* [WHAT TO PRODUCE] Below is a block of records; repeat each one exactly.

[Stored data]
## START
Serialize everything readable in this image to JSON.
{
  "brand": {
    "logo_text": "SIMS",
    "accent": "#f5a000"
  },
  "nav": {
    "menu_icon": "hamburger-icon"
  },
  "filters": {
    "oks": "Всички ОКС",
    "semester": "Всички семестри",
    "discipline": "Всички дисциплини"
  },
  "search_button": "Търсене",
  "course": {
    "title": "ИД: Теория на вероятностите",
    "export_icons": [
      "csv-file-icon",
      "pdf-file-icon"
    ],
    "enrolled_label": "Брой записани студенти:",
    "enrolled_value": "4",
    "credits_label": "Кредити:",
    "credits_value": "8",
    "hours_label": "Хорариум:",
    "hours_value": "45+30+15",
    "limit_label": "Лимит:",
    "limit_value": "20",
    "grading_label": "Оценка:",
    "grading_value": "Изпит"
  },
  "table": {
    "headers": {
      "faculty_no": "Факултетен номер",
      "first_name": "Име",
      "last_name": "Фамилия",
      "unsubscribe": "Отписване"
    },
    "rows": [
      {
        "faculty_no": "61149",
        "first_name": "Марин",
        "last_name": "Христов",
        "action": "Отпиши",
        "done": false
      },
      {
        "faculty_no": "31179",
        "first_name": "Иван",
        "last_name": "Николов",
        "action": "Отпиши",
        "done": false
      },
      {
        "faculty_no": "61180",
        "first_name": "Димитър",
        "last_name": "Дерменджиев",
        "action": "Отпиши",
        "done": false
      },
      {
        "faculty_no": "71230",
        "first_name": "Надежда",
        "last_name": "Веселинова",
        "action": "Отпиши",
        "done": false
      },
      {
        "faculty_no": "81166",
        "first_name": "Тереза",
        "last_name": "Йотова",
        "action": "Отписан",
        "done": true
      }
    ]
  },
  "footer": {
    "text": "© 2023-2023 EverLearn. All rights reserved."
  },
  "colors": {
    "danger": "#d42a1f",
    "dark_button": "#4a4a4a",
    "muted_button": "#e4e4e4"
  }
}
## END
* [COMPLETED TASK]
Serialize everything readable in this image to JSON.
{
  "brand": {
    "logo_text": "SIMS",
    "accent": "#f5a000"
  },
  "nav": {
    "menu_icon": "hamburger-icon"
  },
  "filters": {
    "oks": "Всички ОКС",
    "semester": "Всички семестри",
    "discipline": "Всички дисциплини"
  },
  "search_button": "Търсене",
  "course": {
    "title": "ИД: Теория на вероятностите",
    "export_icons": [
      "csv-file-icon",
      "pdf-file-icon"
    ],
    "enrolled_label": "Брой записани студенти:",
    "enrolled_value": "4",
    "credits_label": "Кредити:",
    "credits_value": "8",
    "hours_label": "Хорариум:",
    "hours_value": "45+30+15",
    "limit_label": "Лимит:",
    "limit_value": "20",
    "grading_label": "Оценка:",
    "grading_value": "Изпит"
  },
  "table": {
    "headers": {
      "faculty_no": "Факултетен номер",
      "first_name": "Име",
      "last_name": "Фамилия",
      "unsubscribe": "Отписване"
    },
    "rows": [
      {
        "faculty_no": "61149",
        "first_name": "Марин",
        "last_name": "Христов",
        "action": "Отпиши",
        "done": false
      },
      {
        "faculty_no": "31179",
        "first_name": "Иван",
        "last_name": "Николов",
        "action": "Отпиши",
        "done": false
      },
      {
        "faculty_no": "61180",
        "first_name": "Димитър",
        "last_name": "Дерменджиев",
        "action": "Отпиши",
        "done": false
      },
      {
        "faculty_no": "71230",
        "first_name": "Надежда",
        "last_name": "Веселинова",
        "action": "Отпиши",
        "done": false
      },
      {
        "faculty_no": "81166",
        "first_name": "Тереза",
        "last_name": "Йотова",
        "action": "Отписан",
        "done": true
      }
    ]
  },
  "footer": {
    "text": "© 2023-2023 EverLearn. All rights reserved."
  },
  "colors": {
    "danger": "#d42a1f",
    "dark_button": "#4a4a4a",
    "muted_button": "#e4e4e4"
  }
}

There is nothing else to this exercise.